▶ _Document excerpt_:
----------
Tim Lince

Orlando is currently packed to the rafters with trademark lawyers attending INTA’s 2016 Annual Meeting. Over 10,000 are in attendance for this year’s event, and there is a full programme of sessions, table topics and, of course, receptions for attendees to enjoy. We have a full World Trademark Review team on the ground, and you can meet many of them at stand 1415-1417 in the exhibition hall. Reporters Tim Lince (TL), Jacob Schindler (JS) and Cassie Lam (CL) present some of their highlights from the first full day of the event, while Lam also provides her insights as someone attending the INTA Annual Meeting for the very first time…

INTA yesterday, today and tomorrow - The opening ceremony on Sunday afternoon was held in a packed auditorium, and featured talk about Taylor Swift, Batman, Harry Potter and, naturally, an update on INTA’s activities in the last 12 months. INTA CEO Etienne Sanz de Acedo spoke about the record-breaking registration number at this year’s Annual Meeting (which we reported on in more detail here) and the rising membership at the organisation itself (currently at 31,727). He also talked about various benchmarks set by the organisation, including the “extremely successful” Leadership Meeting in Panama last November and the upcoming INTA event in Africa that will be “a starting point to do more in that region”. He listed INTA’s key challenges in the future, including harmonisation of registration procedures (“we need a consistent, reliable registration experience, no matter where you are”), plain packaging (“it is tobacco today, but where is it going to go tomorrow?”) and education of trademarks to the wider public (“we have lawmakers who sometimes don’t understand the benefit of strong IP protection”).
----------
▶ _Given request_: Extend the INTA meeting report, starting right after its last sentence. The material that comes next is separate from the INTA meeting report.

▶ _Data lines_:
----------
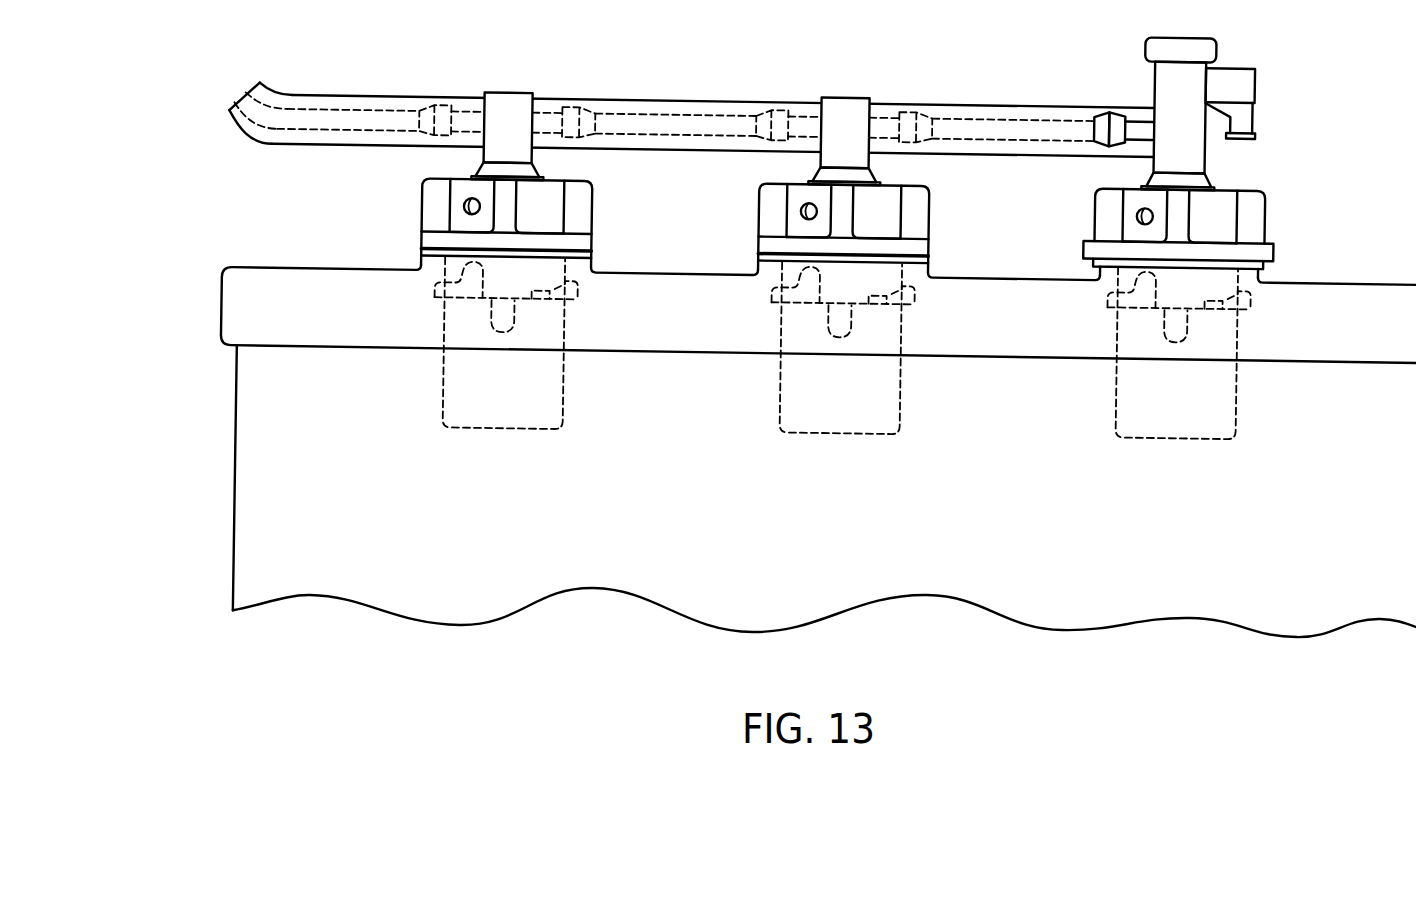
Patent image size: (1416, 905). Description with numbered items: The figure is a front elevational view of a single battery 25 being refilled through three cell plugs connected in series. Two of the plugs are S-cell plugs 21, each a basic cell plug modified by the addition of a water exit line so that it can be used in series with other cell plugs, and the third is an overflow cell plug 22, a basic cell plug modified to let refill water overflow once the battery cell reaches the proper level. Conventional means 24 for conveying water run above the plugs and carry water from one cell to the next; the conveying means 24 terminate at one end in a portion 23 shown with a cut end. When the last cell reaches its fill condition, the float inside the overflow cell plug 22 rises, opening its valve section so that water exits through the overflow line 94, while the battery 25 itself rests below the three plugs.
----------
▶ _Reply_:
He concluded his 15-minute speech with a broader look at the future, saying: “We are living in a changing world of failing economies, political instability and climate change, and in a changing society of millennials, generation Z and baby boomers. … we may also be facing the fourth industrial revolution; which includes innovations such as the internet of things, cloud computing, artificial intelligence and virtual reality. Does all of that affect INTA? Of course it does; anything that affects our members, affects our organisation. So we need to look at our next strategic plan (for 2018-2021) and ensure we are forward-thinking. We must consult all of our members, the board, the INTA staff, the IP community and even the non-IP community, such as lawmakers, marketers and consumers. We need to listen and learn from them all.” (TL)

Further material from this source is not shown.